▸ Task brief: In the excerpt about the anti-RMS petition, to which set of examples was the morning's publication added?

▸ Extracted text:
This morning we published "5 Months Later People Still Remove Their Names From the Slanderous Anti-RMS Petition, Managed by IBM Staff" (related to "IBM is NOT a Friend of Free Software"). We've added this to examples of IBM "Attacking Communities/Volunteers" examples (see our IBM wiki). It's mostly visual with names occluded (it's nothing personal!) because the paymaster is what matters. A lot of people do what they're told by their bosses because they want to pay the bills (or a massive mortgage they should never have taken in the first place).

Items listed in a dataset
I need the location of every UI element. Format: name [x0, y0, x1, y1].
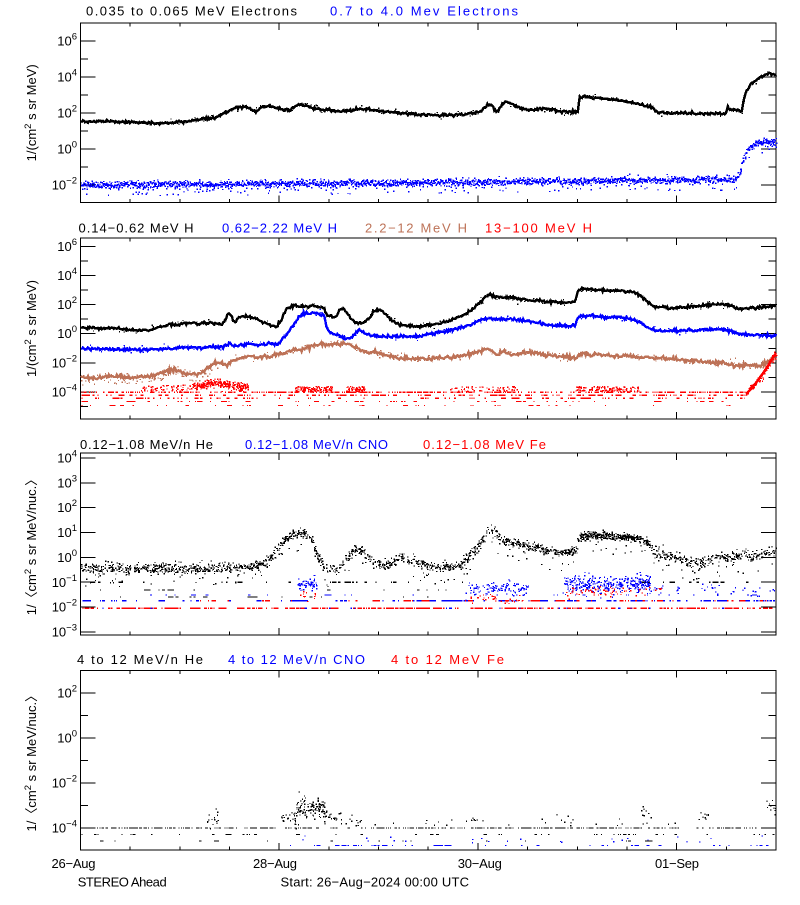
svg-text:4 to 12 MeV/n He: 4 to 12 MeV/n He	[77, 652, 203, 667]
svg-text:1/(cm2 s sr MeV): 1/(cm2 s sr MeV)	[23, 64, 39, 161]
svg-text:28−Aug: 28−Aug	[253, 856, 297, 871]
svg-text:30−Aug: 30−Aug	[458, 856, 502, 871]
svg-text:26−Aug: 26−Aug	[52, 856, 96, 871]
svg-text:0.12−1.08 MeV/n He: 0.12−1.08 MeV/n He	[80, 437, 213, 452]
svg-text:0.12−1.08 MeV/n CNO: 0.12−1.08 MeV/n CNO	[245, 437, 388, 452]
svg-text:0.035 to 0.065 MeV Electrons: 0.035 to 0.065 MeV Electrons	[86, 4, 298, 19]
svg-text:2.2−12 MeV H: 2.2−12 MeV H	[365, 220, 467, 235]
svg-text:1/〈cm2 s sr MeV/nuc.〉: 1/〈cm2 s sr MeV/nuc.〉	[23, 689, 39, 832]
svg-text:Start: 26−Aug−2024 00:00 UTC: Start: 26−Aug−2024 00:00 UTC	[281, 874, 470, 889]
svg-text:0.12−1.08 MeV Fe: 0.12−1.08 MeV Fe	[423, 437, 546, 452]
svg-text:1/〈cm2 s sr MeV/nuc.〉: 1/〈cm2 s sr MeV/nuc.〉	[23, 473, 39, 616]
svg-text:0.62−2.22 MeV H: 0.62−2.22 MeV H	[222, 220, 337, 235]
svg-text:0.14−0.62 MeV H: 0.14−0.62 MeV H	[79, 220, 194, 235]
svg-text:STEREO Ahead: STEREO Ahead	[78, 874, 167, 889]
svg-text:0.7 to 4.0 Mev Electrons: 0.7 to 4.0 Mev Electrons	[330, 4, 519, 19]
svg-text:1/(cm2 s sr MeV): 1/(cm2 s sr MeV)	[23, 280, 39, 377]
svg-text:4 to 12 MeV/n CNO: 4 to 12 MeV/n CNO	[228, 652, 365, 667]
svg-text:01−Sep: 01−Sep	[655, 856, 699, 871]
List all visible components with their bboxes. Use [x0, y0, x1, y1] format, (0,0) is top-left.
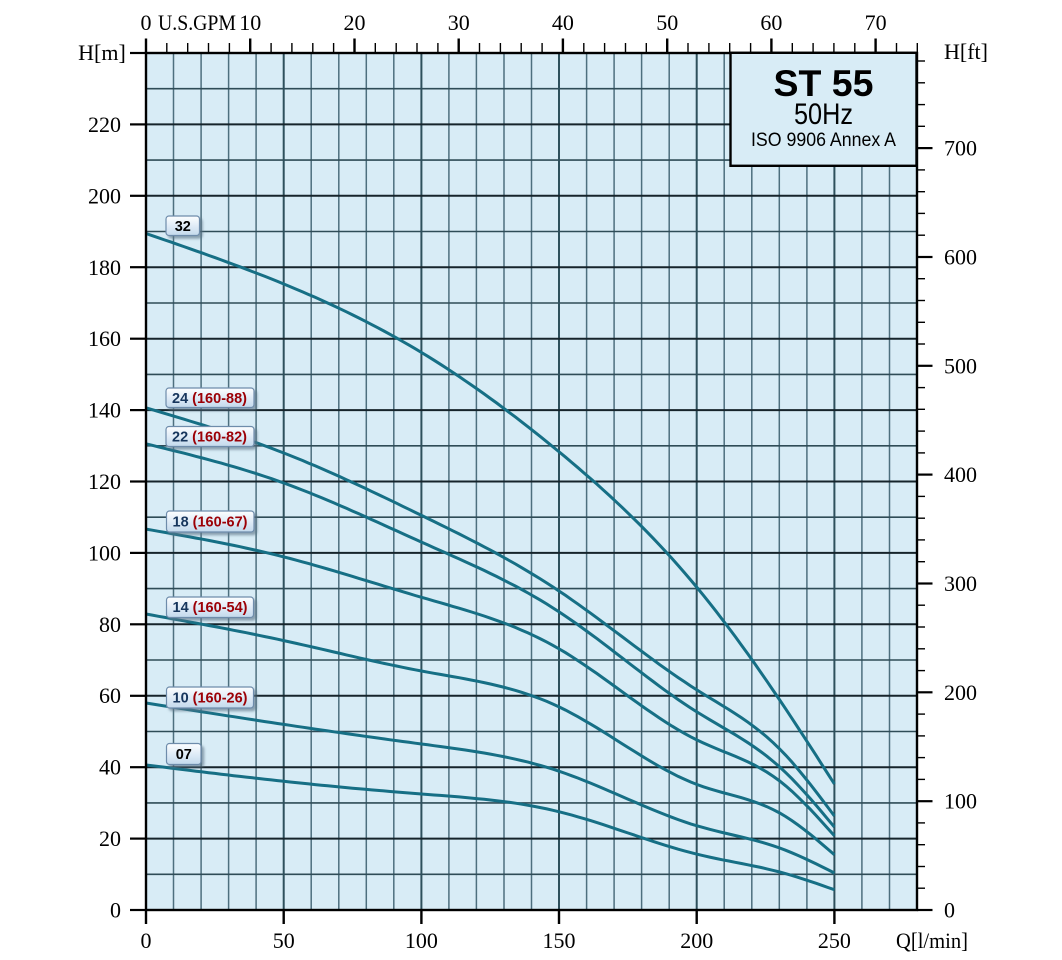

▸ Output below: It was added to the examples of IBM "Attacking Communities/Volunteers" on the IBM wiki.